Copy nothing but the text: repeat each entry exactly and drop the images.

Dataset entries
--- START ---

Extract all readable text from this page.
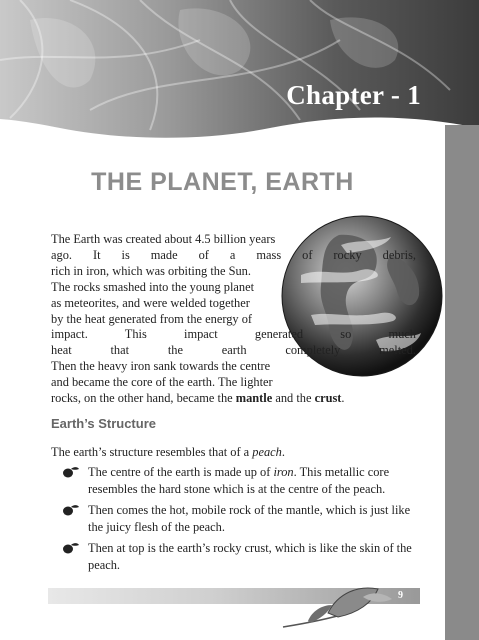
Chapter - 1
THE PLANET, EARTH
The Earth was created about 4.5 billion years
ago. It is made of a mass of rocky debris,
rich in iron, which was orbiting the Sun.
The rocks smashed into the young planet
as meteorites, and were welded together
by the heat generated from the energy of
impact. This impact generated so much
heat that the earth completely melted.
Then the heavy iron sank towards the centre
and became the core of the earth. The lighter
rocks, on the other hand, became the mantle and the crust.
Earth’s Structure
The earth’s structure resembles that of a peach.
The centre of the earth is made up of iron. This metallic core resembles the hard stone which is at the centre of the peach.
Then comes the hot, mobile rock of the mantle, which is just like the juicy flesh of the peach.
Then at top is the earth’s rocky crust, which is like the skin of the peach.
9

--- END ---

# [EXPECTED OUTPUT]
Extract all readable text from this page.
Chapter - 1
THE PLANET, EARTH
The Earth was created about 4.5 billion years
ago. It is made of a mass of rocky debris,
rich in iron, which was orbiting the Sun.
The rocks smashed into the young planet
as meteorites, and were welded together
by the heat generated from the energy of
impact. This impact generated so much
heat that the earth completely melted.
Then the heavy iron sank towards the centre
and became the core of the earth. The lighter
rocks, on the other hand, became the mantle and the crust.
Earth’s Structure
The earth’s structure resembles that of a peach.
The centre of the earth is made up of iron. This metallic core resembles the hard stone which is at the centre of the peach.
Then comes the hot, mobile rock of the mantle, which is just like the juicy flesh of the peach.
Then at top is the earth’s rocky crust, which is like the skin of the peach.
9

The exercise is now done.